§ EXERCISE PROMPT:
From the records, pick out and copy each line containing "content".

------ RAW DATA

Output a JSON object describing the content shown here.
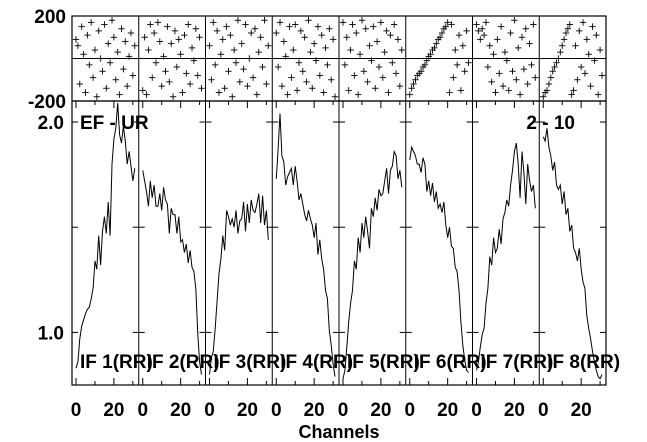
{
  "chart_data": {
    "type": "line",
    "baseline_label": "EF - UR",
    "scan_label": "2 - 10",
    "xlabel": "Channels",
    "x_ticks": [
      0,
      20
    ],
    "amplitude": {
      "ylim": [
        0.75,
        2.1
      ],
      "y_ticks": [
        1.0,
        2.0
      ],
      "y_ticks_unlabeled": [
        1.5
      ]
    },
    "phase": {
      "ylim": [
        -200,
        200
      ],
      "y_ticks": [
        -200,
        200
      ]
    },
    "panels": [
      {
        "name": "IF 1(RR)",
        "amplitude": [
          0.83,
          0.86,
          0.97,
          1.03,
          1.06,
          1.09,
          1.11,
          1.12,
          1.16,
          1.21,
          1.34,
          1.3,
          1.46,
          1.32,
          1.48,
          1.55,
          1.47,
          1.62,
          1.46,
          1.8,
          1.92,
          1.97,
          2.09,
          1.94,
          1.9,
          1.98,
          1.91,
          1.8,
          1.86,
          1.79,
          1.72,
          1.78
        ],
        "phase": [
          90,
          60,
          -120,
          150,
          20,
          -160,
          110,
          -30,
          170,
          -90,
          40,
          -180,
          130,
          0,
          -60,
          160,
          -140,
          70,
          -20,
          180,
          100,
          -100,
          30,
          -170,
          140,
          -50,
          80,
          -130,
          10,
          120,
          -80,
          60
        ]
      },
      {
        "name": "IF 2(RR)",
        "amplitude": [
          1.77,
          1.72,
          1.67,
          1.6,
          1.72,
          1.64,
          1.7,
          1.6,
          1.6,
          1.66,
          1.58,
          1.69,
          1.63,
          1.61,
          1.47,
          1.59,
          1.56,
          1.56,
          1.47,
          1.55,
          1.43,
          1.44,
          1.38,
          1.42,
          1.33,
          1.39,
          1.31,
          1.29,
          1.21,
          1.0,
          0.86,
          0.8
        ],
        "phase": [
          -150,
          100,
          -170,
          40,
          160,
          -90,
          120,
          -20,
          170,
          80,
          -130,
          10,
          -60,
          150,
          -110,
          70,
          -180,
          130,
          -40,
          90,
          20,
          -160,
          110,
          -70,
          160,
          -120,
          50,
          -10,
          140,
          -80,
          100,
          -140
        ]
      },
      {
        "name": "IF 3(RR)",
        "amplitude": [
          0.8,
          0.88,
          0.91,
          1.02,
          1.15,
          1.28,
          1.35,
          1.46,
          1.39,
          1.58,
          1.55,
          1.51,
          1.54,
          1.5,
          1.58,
          1.47,
          1.53,
          1.54,
          1.62,
          1.48,
          1.61,
          1.52,
          1.63,
          1.58,
          1.57,
          1.61,
          1.66,
          1.52,
          1.65,
          1.51,
          1.58,
          1.44
        ],
        "phase": [
          60,
          -100,
          170,
          -30,
          130,
          -160,
          20,
          90,
          -140,
          150,
          -60,
          110,
          -180,
          40,
          -20,
          180,
          -110,
          70,
          -50,
          160,
          -130,
          0,
          120,
          -90,
          140,
          -170,
          30,
          100,
          -40,
          180,
          -120,
          60
        ]
      },
      {
        "name": "IF 4(RR)",
        "amplitude": [
          1.73,
          1.87,
          2.04,
          1.84,
          1.81,
          1.7,
          1.74,
          1.76,
          1.78,
          1.7,
          1.79,
          1.72,
          1.63,
          1.66,
          1.61,
          1.56,
          1.53,
          1.58,
          1.54,
          1.51,
          1.45,
          1.52,
          1.37,
          1.44,
          1.35,
          1.3,
          1.2,
          1.16,
          1.01,
          0.94,
          0.85,
          0.79
        ],
        "phase": [
          120,
          -40,
          170,
          -130,
          80,
          10,
          -170,
          150,
          -90,
          40,
          160,
          -150,
          -20,
          130,
          -60,
          100,
          -110,
          180,
          30,
          -140,
          70,
          -10,
          150,
          -80,
          110,
          -160,
          50,
          -30,
          140,
          -100,
          90,
          -180
        ]
      },
      {
        "name": "IF 5(RR)",
        "amplitude": [
          0.78,
          0.82,
          0.93,
          1.05,
          1.14,
          1.2,
          1.34,
          1.3,
          1.45,
          1.38,
          1.52,
          1.45,
          1.55,
          1.48,
          1.4,
          1.59,
          1.55,
          1.64,
          1.58,
          1.68,
          1.65,
          1.66,
          1.72,
          1.78,
          1.66,
          1.77,
          1.79,
          1.86,
          1.84,
          1.73,
          1.77,
          1.69
        ],
        "phase": [
          170,
          -30,
          100,
          -150,
          40,
          160,
          -80,
          120,
          -170,
          20,
          180,
          -60,
          140,
          -110,
          60,
          -10,
          150,
          -140,
          80,
          -40,
          170,
          -90,
          30,
          130,
          -160,
          110,
          -20,
          160,
          -70,
          90,
          -130,
          40
        ]
      },
      {
        "name": "IF 6(RR)",
        "amplitude": [
          1.82,
          1.88,
          1.86,
          1.84,
          1.8,
          1.8,
          1.76,
          1.83,
          1.8,
          1.67,
          1.72,
          1.65,
          1.71,
          1.62,
          1.67,
          1.59,
          1.61,
          1.57,
          1.62,
          1.51,
          1.45,
          1.5,
          1.41,
          1.4,
          1.31,
          1.29,
          1.2,
          1.05,
          0.94,
          0.87,
          0.82,
          0.81
        ],
        "phase": [
          -170,
          -140,
          -120,
          -100,
          -80,
          -70,
          -60,
          -40,
          -30,
          -10,
          10,
          20,
          40,
          50,
          70,
          90,
          100,
          120,
          140,
          150,
          170,
          -160,
          160,
          -90,
          40,
          -30,
          110,
          -150,
          60,
          -60,
          130,
          -20
        ]
      },
      {
        "name": "IF 7(RR)",
        "amplitude": [
          0.82,
          0.86,
          0.93,
          0.99,
          1.02,
          1.14,
          1.21,
          1.36,
          1.32,
          1.45,
          1.38,
          1.4,
          1.49,
          1.42,
          1.54,
          1.57,
          1.63,
          1.6,
          1.7,
          1.77,
          1.86,
          1.9,
          1.8,
          1.64,
          1.86,
          1.76,
          1.61,
          1.8,
          1.72,
          1.67,
          1.7,
          1.59
        ],
        "phase": [
          160,
          130,
          90,
          140,
          110,
          170,
          -40,
          60,
          -110,
          20,
          -160,
          90,
          -70,
          150,
          -130,
          30,
          -10,
          -150,
          120,
          -60,
          180,
          -100,
          50,
          -170,
          100,
          -50,
          140,
          -120,
          70,
          -30,
          160,
          -90
        ]
      },
      {
        "name": "IF 8(RR)",
        "amplitude": [
          1.93,
          1.91,
          1.97,
          1.88,
          1.84,
          1.77,
          1.81,
          1.7,
          1.68,
          1.7,
          1.61,
          1.67,
          1.56,
          1.59,
          1.48,
          1.51,
          1.4,
          1.38,
          1.34,
          1.4,
          1.3,
          1.24,
          1.21,
          1.08,
          1.02,
          0.97,
          0.91,
          0.86,
          0.82,
          0.79,
          0.78,
          0.8
        ],
        "phase": [
          -180,
          -160,
          -150,
          -120,
          -90,
          -60,
          -40,
          -20,
          0,
          30,
          60,
          90,
          120,
          140,
          160,
          -170,
          -150,
          60,
          -100,
          130,
          -40,
          170,
          -70,
          90,
          20,
          -130,
          150,
          -10,
          110,
          -170,
          40,
          -80
        ]
      }
    ]
  }
}
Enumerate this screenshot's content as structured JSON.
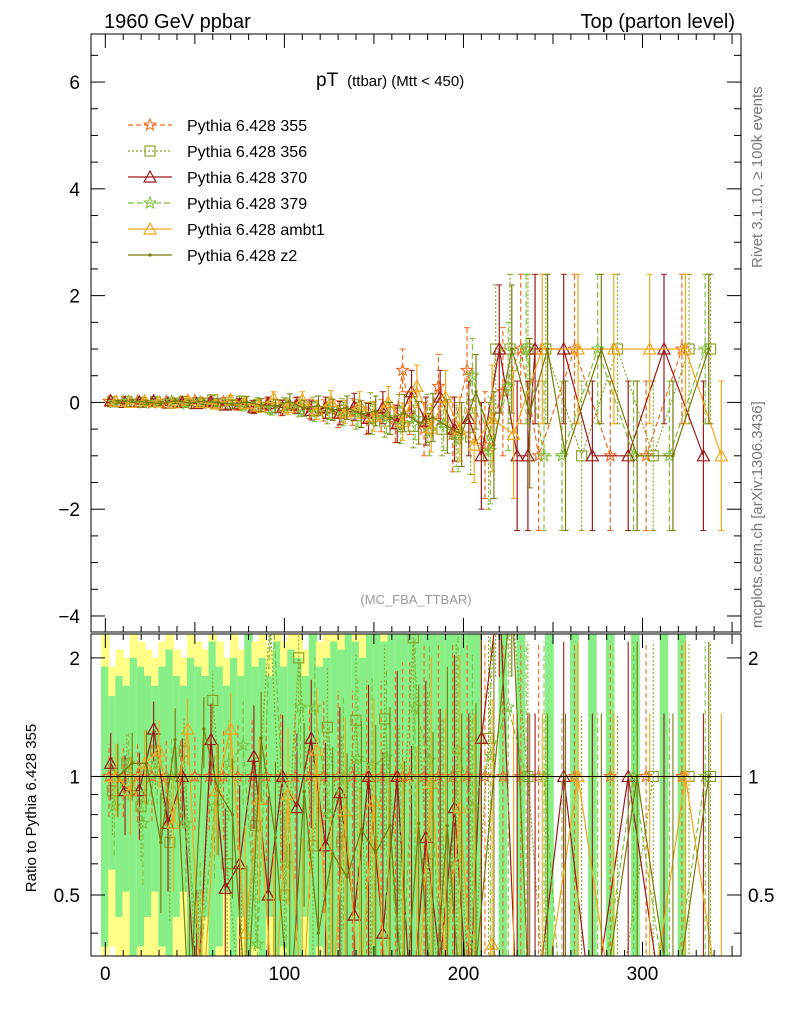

------------

§ RESULT FOR THIS TASK:
Output a JSON object describing the content shown here.
Enumerate this screenshot's content as structured JSON.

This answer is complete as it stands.